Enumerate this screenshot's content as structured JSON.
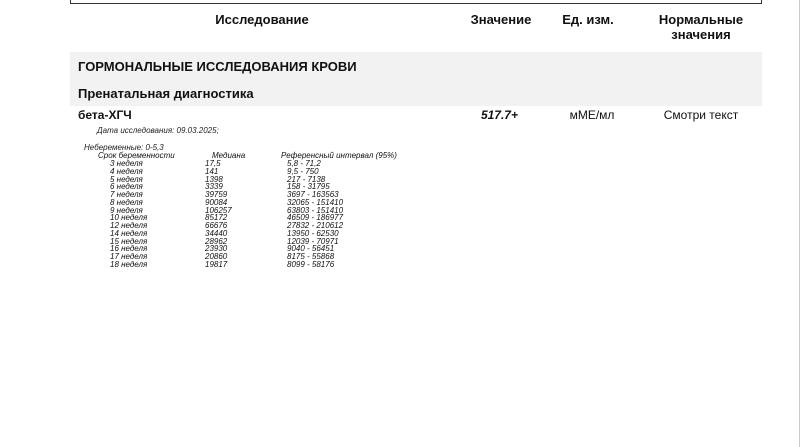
{
  "header": {
    "study": "Исследование",
    "value": "Значение",
    "unit": "Ед. изм.",
    "normal_line1": "Нормальные",
    "normal_line2": "значения"
  },
  "section": "ГОРМОНАЛЬНЫЕ ИССЛЕДОВАНИЯ КРОВИ",
  "subsection": "Пренатальная диагностика",
  "test": {
    "name": "бета-ХГЧ",
    "value": "517.7+",
    "unit": "мМЕ/мл",
    "normal": "Смотри текст"
  },
  "note": {
    "date": "Дата исследования: 09.03.2025;",
    "nonpregnant": "Небеременные: 0-5,3",
    "columns": [
      "Срок беременности",
      "Медиана",
      "Референсный интервал (95%)"
    ],
    "rows": [
      [
        "3 неделя",
        "17,5",
        "5,8 - 71,2"
      ],
      [
        "4 неделя",
        "141",
        "9,5 - 750"
      ],
      [
        "5 неделя",
        "1398",
        "217 - 7138"
      ],
      [
        "6 неделя",
        "3339",
        "158 - 31795"
      ],
      [
        "7 неделя",
        "39759",
        "3697 - 163563"
      ],
      [
        "8 неделя",
        "90084",
        "32065 - 151410"
      ],
      [
        "9 неделя",
        "106257",
        "63803 - 151410"
      ],
      [
        "10 неделя",
        "85172",
        "46509 - 186977"
      ],
      [
        "12 неделя",
        "66676",
        "27832 - 210612"
      ],
      [
        "14 неделя",
        "34440",
        "13950 - 62530"
      ],
      [
        "15 неделя",
        "28962",
        "12039 - 70971"
      ],
      [
        "16 неделя",
        "23930",
        "9040 - 56451"
      ],
      [
        "17 неделя",
        "20860",
        "8175 - 55868"
      ],
      [
        "18 неделя",
        "19817",
        "8099 - 58176"
      ]
    ]
  }
}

### PROBLEM TO SOLVE
In the copy, include no pictures; restate the listing above exactly.

### RESPONSE TO THIS TASK
Enumerate this screenshot's content as structured JSON.
{
  "header": {
    "study": "Исследование",
    "value": "Значение",
    "unit": "Ед. изм.",
    "normal_line1": "Нормальные",
    "normal_line2": "значения"
  },
  "section": "ГОРМОНАЛЬНЫЕ ИССЛЕДОВАНИЯ КРОВИ",
  "subsection": "Пренатальная диагностика",
  "test": {
    "name": "бета-ХГЧ",
    "value": "517.7+",
    "unit": "мМЕ/мл",
    "normal": "Смотри текст"
  },
  "note": {
    "date": "Дата исследования: 09.03.2025;",
    "nonpregnant": "Небеременные: 0-5,3",
    "columns": [
      "Срок беременности",
      "Медиана",
      "Референсный интервал (95%)"
    ],
    "rows": [
      [
        "3 неделя",
        "17,5",
        "5,8 - 71,2"
      ],
      [
        "4 неделя",
        "141",
        "9,5 - 750"
      ],
      [
        "5 неделя",
        "1398",
        "217 - 7138"
      ],
      [
        "6 неделя",
        "3339",
        "158 - 31795"
      ],
      [
        "7 неделя",
        "39759",
        "3697 - 163563"
      ],
      [
        "8 неделя",
        "90084",
        "32065 - 151410"
      ],
      [
        "9 неделя",
        "106257",
        "63803 - 151410"
      ],
      [
        "10 неделя",
        "85172",
        "46509 - 186977"
      ],
      [
        "12 неделя",
        "66676",
        "27832 - 210612"
      ],
      [
        "14 неделя",
        "34440",
        "13950 - 62530"
      ],
      [
        "15 неделя",
        "28962",
        "12039 - 70971"
      ],
      [
        "16 неделя",
        "23930",
        "9040 - 56451"
      ],
      [
        "17 неделя",
        "20860",
        "8175 - 55868"
      ],
      [
        "18 неделя",
        "19817",
        "8099 - 58176"
      ]
    ]
  }
}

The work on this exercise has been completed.